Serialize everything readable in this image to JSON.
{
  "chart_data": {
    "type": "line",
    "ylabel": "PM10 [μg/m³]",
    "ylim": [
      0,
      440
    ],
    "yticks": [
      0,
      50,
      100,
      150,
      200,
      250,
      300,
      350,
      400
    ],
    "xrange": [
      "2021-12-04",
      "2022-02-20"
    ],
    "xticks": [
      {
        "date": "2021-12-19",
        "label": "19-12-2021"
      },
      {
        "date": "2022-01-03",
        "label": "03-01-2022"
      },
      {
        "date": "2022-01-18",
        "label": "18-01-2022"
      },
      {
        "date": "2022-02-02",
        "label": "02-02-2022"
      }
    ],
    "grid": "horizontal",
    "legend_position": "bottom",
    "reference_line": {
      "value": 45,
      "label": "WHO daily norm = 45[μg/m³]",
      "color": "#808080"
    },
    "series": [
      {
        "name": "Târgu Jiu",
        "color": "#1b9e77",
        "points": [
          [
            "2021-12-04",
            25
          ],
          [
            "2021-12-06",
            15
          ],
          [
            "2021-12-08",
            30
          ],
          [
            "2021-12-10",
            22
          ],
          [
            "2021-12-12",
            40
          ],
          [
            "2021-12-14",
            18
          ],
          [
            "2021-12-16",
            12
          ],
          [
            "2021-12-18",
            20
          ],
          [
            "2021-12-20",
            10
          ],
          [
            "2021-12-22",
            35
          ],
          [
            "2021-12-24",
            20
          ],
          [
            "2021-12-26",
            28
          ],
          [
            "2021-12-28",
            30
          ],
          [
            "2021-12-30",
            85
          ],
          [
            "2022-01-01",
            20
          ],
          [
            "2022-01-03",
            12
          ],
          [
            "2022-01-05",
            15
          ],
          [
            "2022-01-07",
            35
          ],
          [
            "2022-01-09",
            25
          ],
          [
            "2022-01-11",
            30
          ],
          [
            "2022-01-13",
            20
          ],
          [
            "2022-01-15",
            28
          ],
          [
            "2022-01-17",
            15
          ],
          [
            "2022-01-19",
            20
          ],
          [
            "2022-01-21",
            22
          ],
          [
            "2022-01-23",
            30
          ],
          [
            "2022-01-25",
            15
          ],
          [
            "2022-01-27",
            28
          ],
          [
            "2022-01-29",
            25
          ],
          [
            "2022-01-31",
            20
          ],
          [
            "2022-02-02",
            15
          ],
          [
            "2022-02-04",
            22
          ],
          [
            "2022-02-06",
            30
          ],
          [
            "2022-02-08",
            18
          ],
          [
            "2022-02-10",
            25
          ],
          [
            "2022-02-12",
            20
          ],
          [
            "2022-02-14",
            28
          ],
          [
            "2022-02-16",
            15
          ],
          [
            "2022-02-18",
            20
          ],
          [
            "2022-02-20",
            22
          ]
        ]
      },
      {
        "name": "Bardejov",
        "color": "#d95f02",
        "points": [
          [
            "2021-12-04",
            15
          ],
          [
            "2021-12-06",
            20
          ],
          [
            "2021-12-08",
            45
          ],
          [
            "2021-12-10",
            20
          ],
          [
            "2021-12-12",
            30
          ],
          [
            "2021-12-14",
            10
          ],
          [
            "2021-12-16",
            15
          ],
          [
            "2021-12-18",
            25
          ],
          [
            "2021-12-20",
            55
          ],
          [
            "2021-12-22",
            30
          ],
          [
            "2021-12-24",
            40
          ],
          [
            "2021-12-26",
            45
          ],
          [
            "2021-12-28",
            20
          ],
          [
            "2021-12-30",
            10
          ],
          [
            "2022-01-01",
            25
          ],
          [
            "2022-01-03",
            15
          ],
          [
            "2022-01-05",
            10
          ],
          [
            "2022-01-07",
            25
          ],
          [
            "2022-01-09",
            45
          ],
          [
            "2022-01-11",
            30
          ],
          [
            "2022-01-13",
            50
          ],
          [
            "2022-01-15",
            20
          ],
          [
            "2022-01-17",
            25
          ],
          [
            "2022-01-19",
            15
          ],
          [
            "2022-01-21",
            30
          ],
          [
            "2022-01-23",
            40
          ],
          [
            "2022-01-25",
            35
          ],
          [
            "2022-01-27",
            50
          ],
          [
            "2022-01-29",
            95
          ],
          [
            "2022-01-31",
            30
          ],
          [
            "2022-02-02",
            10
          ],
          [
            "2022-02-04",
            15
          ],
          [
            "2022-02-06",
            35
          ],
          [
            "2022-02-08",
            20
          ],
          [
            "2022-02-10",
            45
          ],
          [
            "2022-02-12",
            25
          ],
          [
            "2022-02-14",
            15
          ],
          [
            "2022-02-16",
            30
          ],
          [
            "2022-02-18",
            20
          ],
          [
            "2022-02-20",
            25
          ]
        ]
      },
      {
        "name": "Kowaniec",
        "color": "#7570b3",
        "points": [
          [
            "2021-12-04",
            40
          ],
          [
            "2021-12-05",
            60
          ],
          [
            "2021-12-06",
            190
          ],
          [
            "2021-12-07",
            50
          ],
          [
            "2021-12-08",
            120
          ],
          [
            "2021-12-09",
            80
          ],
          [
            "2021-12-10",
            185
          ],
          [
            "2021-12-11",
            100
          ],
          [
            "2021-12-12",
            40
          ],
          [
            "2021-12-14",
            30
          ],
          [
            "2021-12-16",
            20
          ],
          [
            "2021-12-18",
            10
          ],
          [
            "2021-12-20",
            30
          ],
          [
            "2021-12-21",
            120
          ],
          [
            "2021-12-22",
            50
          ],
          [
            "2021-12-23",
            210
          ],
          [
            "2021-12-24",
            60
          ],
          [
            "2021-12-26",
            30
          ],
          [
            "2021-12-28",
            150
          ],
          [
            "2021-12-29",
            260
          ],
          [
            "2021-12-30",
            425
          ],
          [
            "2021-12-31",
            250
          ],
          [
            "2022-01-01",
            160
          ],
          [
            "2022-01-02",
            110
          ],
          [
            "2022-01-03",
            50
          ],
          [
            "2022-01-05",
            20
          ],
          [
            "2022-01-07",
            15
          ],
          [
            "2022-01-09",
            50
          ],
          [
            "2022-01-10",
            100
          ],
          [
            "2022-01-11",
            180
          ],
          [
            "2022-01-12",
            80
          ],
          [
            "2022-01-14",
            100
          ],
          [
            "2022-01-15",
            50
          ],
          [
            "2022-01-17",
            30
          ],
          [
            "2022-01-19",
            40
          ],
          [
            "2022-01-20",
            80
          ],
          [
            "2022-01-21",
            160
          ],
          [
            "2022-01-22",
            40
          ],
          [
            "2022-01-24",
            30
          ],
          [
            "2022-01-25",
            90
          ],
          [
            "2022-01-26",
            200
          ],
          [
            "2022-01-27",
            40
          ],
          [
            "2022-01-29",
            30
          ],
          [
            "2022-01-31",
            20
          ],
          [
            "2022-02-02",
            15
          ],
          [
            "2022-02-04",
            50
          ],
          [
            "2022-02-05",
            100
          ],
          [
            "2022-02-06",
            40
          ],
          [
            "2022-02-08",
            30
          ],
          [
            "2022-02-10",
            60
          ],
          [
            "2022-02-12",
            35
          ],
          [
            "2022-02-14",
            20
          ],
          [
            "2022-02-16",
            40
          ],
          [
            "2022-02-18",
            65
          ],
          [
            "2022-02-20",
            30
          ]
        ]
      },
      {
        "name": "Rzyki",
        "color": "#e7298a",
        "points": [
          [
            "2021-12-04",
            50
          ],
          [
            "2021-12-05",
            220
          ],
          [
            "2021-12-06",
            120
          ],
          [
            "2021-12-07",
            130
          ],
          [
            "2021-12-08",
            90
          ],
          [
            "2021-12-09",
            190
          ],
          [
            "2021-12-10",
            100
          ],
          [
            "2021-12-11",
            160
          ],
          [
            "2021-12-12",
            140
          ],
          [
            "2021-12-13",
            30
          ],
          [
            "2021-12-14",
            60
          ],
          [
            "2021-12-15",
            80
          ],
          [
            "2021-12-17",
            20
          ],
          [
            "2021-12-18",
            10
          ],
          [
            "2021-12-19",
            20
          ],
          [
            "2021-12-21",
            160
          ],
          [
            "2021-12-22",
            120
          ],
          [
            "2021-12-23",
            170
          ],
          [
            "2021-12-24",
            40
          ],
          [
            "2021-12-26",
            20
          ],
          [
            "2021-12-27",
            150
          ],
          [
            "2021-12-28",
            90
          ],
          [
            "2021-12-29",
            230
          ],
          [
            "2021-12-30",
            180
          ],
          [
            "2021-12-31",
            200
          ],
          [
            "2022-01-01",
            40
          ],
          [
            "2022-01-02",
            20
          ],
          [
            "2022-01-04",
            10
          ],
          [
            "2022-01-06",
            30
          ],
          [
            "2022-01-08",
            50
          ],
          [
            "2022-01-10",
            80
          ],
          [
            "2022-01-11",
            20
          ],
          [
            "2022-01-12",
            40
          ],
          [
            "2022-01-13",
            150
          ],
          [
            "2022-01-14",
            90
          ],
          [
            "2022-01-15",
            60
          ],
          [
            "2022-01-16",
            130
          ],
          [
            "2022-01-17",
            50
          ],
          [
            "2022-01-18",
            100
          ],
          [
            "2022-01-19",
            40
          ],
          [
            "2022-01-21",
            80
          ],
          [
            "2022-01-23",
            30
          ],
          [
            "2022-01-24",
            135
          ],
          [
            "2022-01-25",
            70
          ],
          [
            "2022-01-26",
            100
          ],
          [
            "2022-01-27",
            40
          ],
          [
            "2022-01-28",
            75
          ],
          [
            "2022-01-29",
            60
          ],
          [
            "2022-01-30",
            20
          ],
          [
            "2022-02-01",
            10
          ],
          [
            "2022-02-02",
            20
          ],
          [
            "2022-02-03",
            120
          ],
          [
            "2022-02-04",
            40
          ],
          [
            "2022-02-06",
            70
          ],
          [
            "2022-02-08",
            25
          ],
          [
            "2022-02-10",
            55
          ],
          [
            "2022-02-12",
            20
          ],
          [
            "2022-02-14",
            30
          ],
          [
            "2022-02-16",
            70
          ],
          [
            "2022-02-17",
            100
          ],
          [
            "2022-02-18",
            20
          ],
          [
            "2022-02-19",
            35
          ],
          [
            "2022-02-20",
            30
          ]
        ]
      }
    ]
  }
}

::::::::

Task to carry out. Copy out each line of the listing that holds "color".

Answer to the exercise.
      "color": "#808080"
        "color": "#1b9e77",
        "color": "#d95f02",
        "color": "#7570b3",
        "color": "#e7298a",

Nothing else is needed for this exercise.